*THE PROBLEM*
Pull out every line from the listing that has the word "توسعه".

*AVAILABLE DATA*

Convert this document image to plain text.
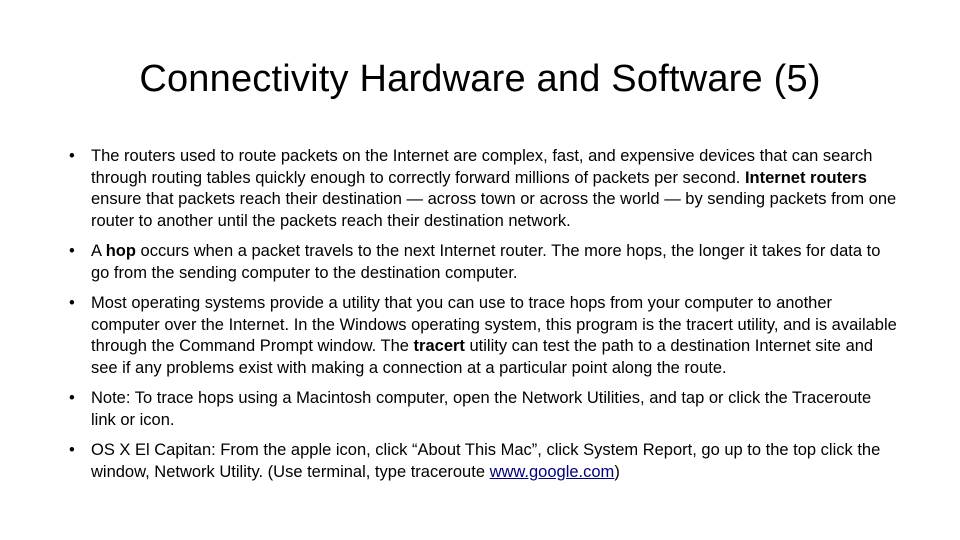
Connectivity Hardware and Software (5)
• The routers used to route packets on the Internet are complex, fast, and expensive devices that can search through routing tables quickly enough to correctly forward millions of packets per second. Internet routers ensure that packets reach their destination — across town or across the world — by sending packets from one router to another until the packets reach their destination network.
• A hop occurs when a packet travels to the next Internet router. The more hops, the longer it takes for data to go from the sending computer to the destination computer.
• Most operating systems provide a utility that you can use to trace hops from your computer to another computer over the Internet. In the Windows operating system, this program is the tracert utility, and is available through the Command Prompt window. The tracert utility can test the path to a destination Internet site and see if any problems exist with making a connection at a particular point along the route.
• Note: To trace hops using a Macintosh computer, open the Network Utilities, and tap or click the Traceroute link or icon.
• OS X El Capitan: From the apple icon, click “About This Mac”, click System Report, go up to the top click the window, Network Utility. (Use terminal, type traceroute www.google.com)
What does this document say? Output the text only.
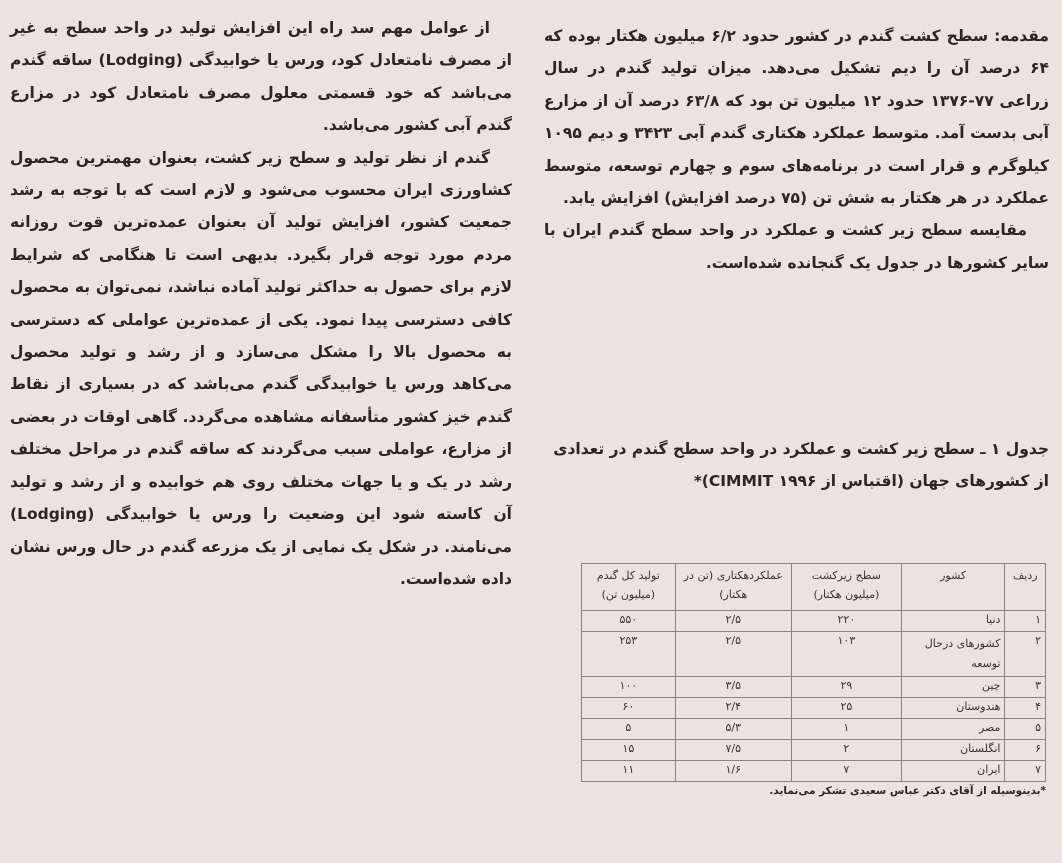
از عوامل مهم سد راه این افزایش تولید در واحد سطح به غیر از مصرف نامتعادل کود، ورس یا خوابیدگی (Lodging) ساقه گندم می‌باشد که خود قسمتی معلول مصرف نامتعادل کود در مزارع گندم آبی کشور می‌باشد.

گندم از نظر تولید و سطح زیر کشت، بعنوان مهمترین محصول کشاورزی ایران محسوب می‌شود و لازم است که با توجه به رشد جمعیت کشور، افزایش تولید آن بعنوان عمده‌ترین قوت روزانه مردم مورد توجه قرار بگیرد. بدیهی است تا هنگامی که شرایط لازم برای حصول به حداکثر تولید آماده نباشد، نمی‌توان به محصول کافی دسترسی پیدا نمود. یکی از عمده‌ترین عواملی که دسترسی به محصول بالا را مشکل می‌سازد و از رشد و تولید محصول می‌کاهد ورس یا خوابیدگی گندم می‌باشد که در بسیاری از نقاط گندم خیز کشور متأسفانه مشاهده می‌گردد. گاهی اوقات در بعضی از مزارع، عواملی سبب می‌گردند که ساقه گندم در مراحل مختلف رشد در یک و یا جهات مختلف روی هم خوابیده و از رشد و تولید آن کاسته شود این وضعیت را ورس یا خوابیدگی (Lodging) می‌نامند. در شکل یک نمایی از یک مزرعه گندم در حال ورس نشان داده شده‌است.

مقدمه: سطح کشت گندم در کشور حدود ۶/۲ میلیون هکتار بوده که ۶۴ درصد آن را دیم تشکیل می‌دهد. میزان تولید گندم در سال زراعی ۷۷-۱۳۷۶ حدود ۱۲ میلیون تن بود که ۶۳/۸ درصد آن از مزارع آبی بدست آمد. متوسط عملکرد هکتاری گندم آبی ۳۴۲۳ و دیم ۱۰۹۵ کیلوگرم و قرار است در برنامه‌های سوم و چهارم توسعه، متوسط عملکرد در هر هکتار به شش تن (۷۵ درصد افزایش) افزایش یابد.

مقایسه سطح زیر کشت و عملکرد در واحد سطح گندم ایران با سایر کشورها در جدول یک گنجانده شده‌است.

جدول ۱ ـ سطح زیر کشت و عملکرد در واحد سطح گندم در تعدادی از کشورهای جهان (اقتباس از CIMMIT ۱۹۹۶)*
ردیف	کشور	سطح زیرکشت (میلیون هکتار)	عملکردهکتاری (تن در هکتار)	تولید کل گندم (میلیون تن)
۱	دنیا	۲۲۰	۲/۵	۵۵۰
۲	کشورهای درحال توسعه	۱۰۳	۲/۵	۲۵۳
۳	چین	۲۹	۳/۵	۱۰۰
۴	هندوستان	۲۵	۲/۴	۶۰
۵	مصر	۱	۵/۳	۵
۶	انگلستان	۲	۷/۵	۱۵
۷	ایران	۷	۱/۶	۱۱
*بدینوسیله از آقای دکتر عباس سعیدی تشکر می‌نماید.
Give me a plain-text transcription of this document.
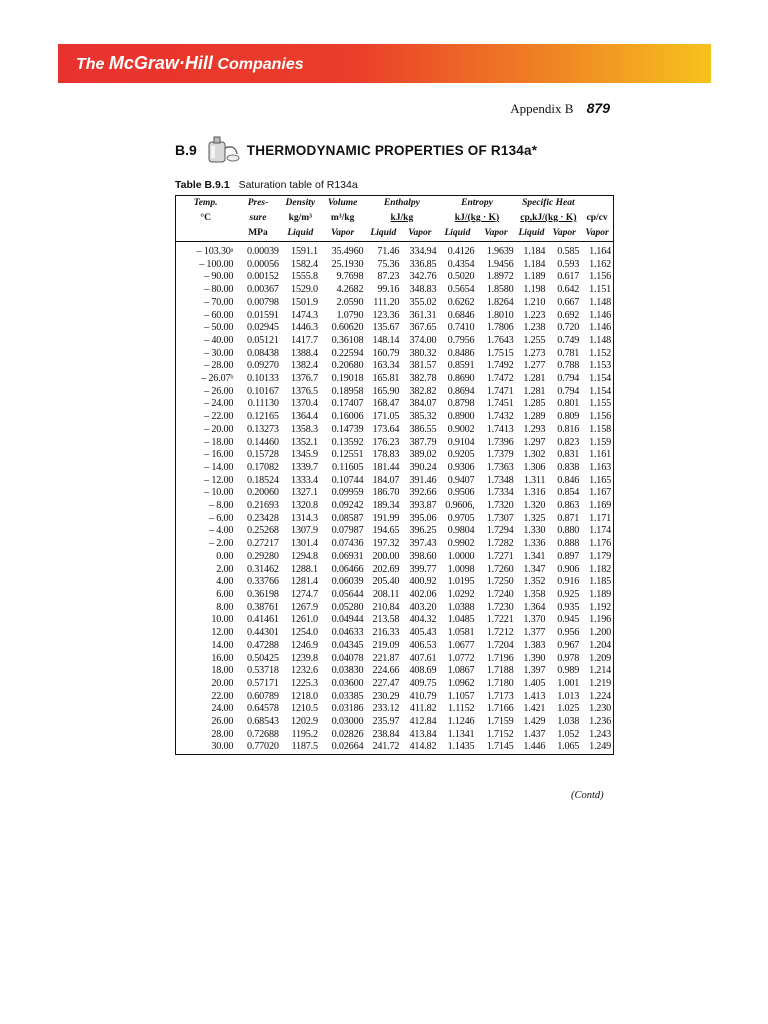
The McGraw·Hill Companies
Appendix B 879
B.9	THERMODYNAMIC PROPERTIES OF R134a*
Table B.9.1 Saturation table of R134a
Temp.	Pres-	Density	Volume	Enthalpy		Entropy		Specific Heat		
°C	sure	kg/m³	m³/kg	kJ/kg		kJ/(kg · K)		cp,kJ/(kg · K)		cp/cv
	MPa	Liquid	Vapor	Liquid	Vapor	Liquid	Vapor	Liquid	Vapor	Vapor
– 103.30ᵃ	0.00039	1591.1	35.4960	71.46	334.94	0.4126	1.9639	1.184	0.585	1.164
– 100.00	0.00056	1582.4	25.1930	75.36	336.85	0.4354	1.9456	1.184	0.593	1.162
– 90.00	0.00152	1555.8	9.7698	87.23	342.76	0.5020	1.8972	1.189	0.617	1.156
– 80.00	0.00367	1529.0	4.2682	99.16	348.83	0.5654	1.8580	1.198	0.642	1.151
– 70.00	0.00798	1501.9	2.0590	111.20	355.02	0.6262	1.8264	1.210	0.667	1.148
– 60.00	0.01591	1474.3	1.0790	123.36	361.31	0.6846	1.8010	1.223	0.692	1.146
– 50.00	0.02945	1446.3	0.60620	135.67	367.65	0.7410	1.7806	1.238	0.720	1.146
– 40.00	0.05121	1417.7	0.36108	148.14	374.00	0.7956	1.7643	1.255	0.749	1.148
– 30.00	0.08438	1388.4	0.22594	160.79	380.32	0.8486	1.7515	1.273	0.781	1.152
– 28.00	0.09270	1382.4	0.20680	163.34	381.57	0.8591	1.7492	1.277	0.788	1.153
– 26.07ᵇ	0.10133	1376.7	0.19018	165.81	382.78	0.8690	1.7472	1.281	0.794	1.154
– 26.00	0.10167	1376.5	0.18958	165.90	382.82	0.8694	1.7471	1.281	0.794	1.154
– 24.00	0.11130	1370.4	0.17407	168.47	384.07	0.8798	1.7451	1.285	0.801	1.155
– 22.00	0.12165	1364.4	0.16006	171.05	385.32	0.8900	1.7432	1.289	0.809	1.156
– 20.00	0.13273	1358.3	0.14739	173.64	386.55	0.9002	1.7413	1.293	0.816	1.158
– 18.00	0.14460	1352.1	0.13592	176.23	387.79	0.9104	1.7396	1.297	0.823	1.159
– 16.00	0.15728	1345.9	0.12551	178.83	389.02	0.9205	1.7379	1.302	0.831	1.161
– 14.00	0.17082	1339.7	0.11605	181.44	390.24	0.9306	1.7363	1.306	0.838	1.163
– 12.00	0.18524	1333.4	0.10744	184.07	391.46	0.9407	1.7348	1.311	0.846	1.165
– 10.00	0.20060	1327.1	0.09959	186.70	392.66	0.9506	1.7334	1.316	0.854	1.167
– 8.00	0.21693	1320.8	0.09242	189.34	393.87	0.9606,	1.7320	1.320	0.863	1.169
– 6.00	0.23428	1314.3	0.08587	191.99	395.06	0.9705	1.7307	1.325	0.871	1.171
– 4.00	0.25268	1307.9	0.07987	194.65	396.25	0.9804	1.7294	1.330	0.880	1.174
– 2.00	0.27217	1301.4	0.07436	197.32	397.43	0.9902	1.7282	1.336	0.888	1.176
0.00	0.29280	1294.8	0.06931	200.00	398.60	1.0000	1.7271	1.341	0.897	1.179
2.00	0.31462	1288.1	0.06466	202.69	399.77	1.0098	1.7260	1.347	0.906	1.182
4.00	0.33766	1281.4	0.06039	205.40	400.92	1.0195	1.7250	1.352	0.916	1.185
6.00	0.36198	1274.7	0.05644	208.11	402.06	1.0292	1.7240	1.358	0.925	1.189
8.00	0.38761	1267.9	0.05280	210.84	403.20	1.0388	1.7230	1.364	0.935	1.192
10.00	0.41461	1261.0	0.04944	213.58	404.32	1.0485	1.7221	1.370	0.945	1.196
12.00	0.44301	1254.0	0.04633	216.33	405.43	1.0581	1.7212	1.377	0.956	1.200
14.00	0.47288	1246.9	0.04345	219.09	406.53	1.0677	1.7204	1.383	0.967	1.204
16.00	0.50425	1239.8	0.04078	221.87	407.61	1.0772	1.7196	1.390	0.978	1.209
18.00	0.53718	1232.6	0.03830	224.66	408.69	1.0867	1.7188	1.397	0.989	1.214
20.00	0.57171	1225.3	0.03600	227.47	409.75	1.0962	1.7180	1.405	1.001	1.219
22.00	0.60789	1218.0	0.03385	230.29	410.79	1.1057	1.7173	1.413	1.013	1.224
24.00	0.64578	1210.5	0.03186	233.12	411.82	1.1152	1.7166	1.421	1.025	1.230
26.00	0.68543	1202.9	0.03000	235.97	412.84	1.1246	1.7159	1.429	1.038	1.236
28.00	0.72688	1195.2	0.02826	238.84	413.84	1.1341	1.7152	1.437	1.052	1.243
30.00	0.77020	1187.5	0.02664	241.72	414.82	1.1435	1.7145	1.446	1.065	1.249
(Contd)
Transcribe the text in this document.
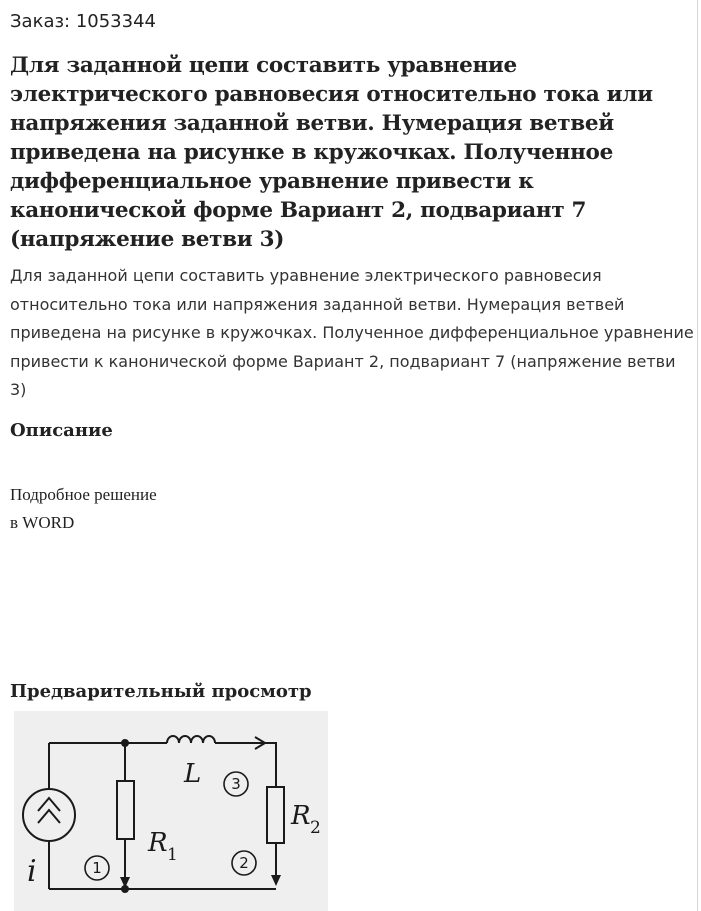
Заказ: 1053344
Для заданной цепи составить уравнение электрического равновесия относительно тока или напряжения заданной ветви. Нумерация ветвей приведена на рисунке в кружочках. Полученное дифференциальное уравнение привести к канонической форме Вариант 2, подвариант 7 (напряжение ветви 3)
Для заданной цепи составить уравнение электрического равновесия относительно тока или напряжения заданной ветви. Нумерация ветвей приведена на рисунке в кружочках. Полученное дифференциальное уравнение привести к канонической форме Вариант 2, подвариант 7 (напряжение ветви 3)
Описание
Подробное решение
в WORD
Предварительный просмотр
L
R 1
R 2
i	1	2
3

*OUTPUT BELOW*
مقدمه: سطح کشت گندم در کشور حدود ۶/۲ میلیون هکتار بوده که ۶۴ درصد آن را دیم تشکیل می‌دهد. میزان تولید گندم در سال زراعی ۷۷-۱۳۷۶ حدود ۱۲ میلیون تن بود که ۶۳/۸ درصد آن از مزارع آبی بدست آمد. متوسط عملکرد هکتاری گندم آبی ۳۴۲۳ و دیم ۱۰۹۵ کیلوگرم و قرار است در برنامه‌های سوم و چهارم توسعه، متوسط عملکرد در هر هکتار به شش تن (۷۵ درصد افزایش) افزایش یابد.
۲	کشورهای درحال توسعه	۱۰۳	۲/۵	۲۵۳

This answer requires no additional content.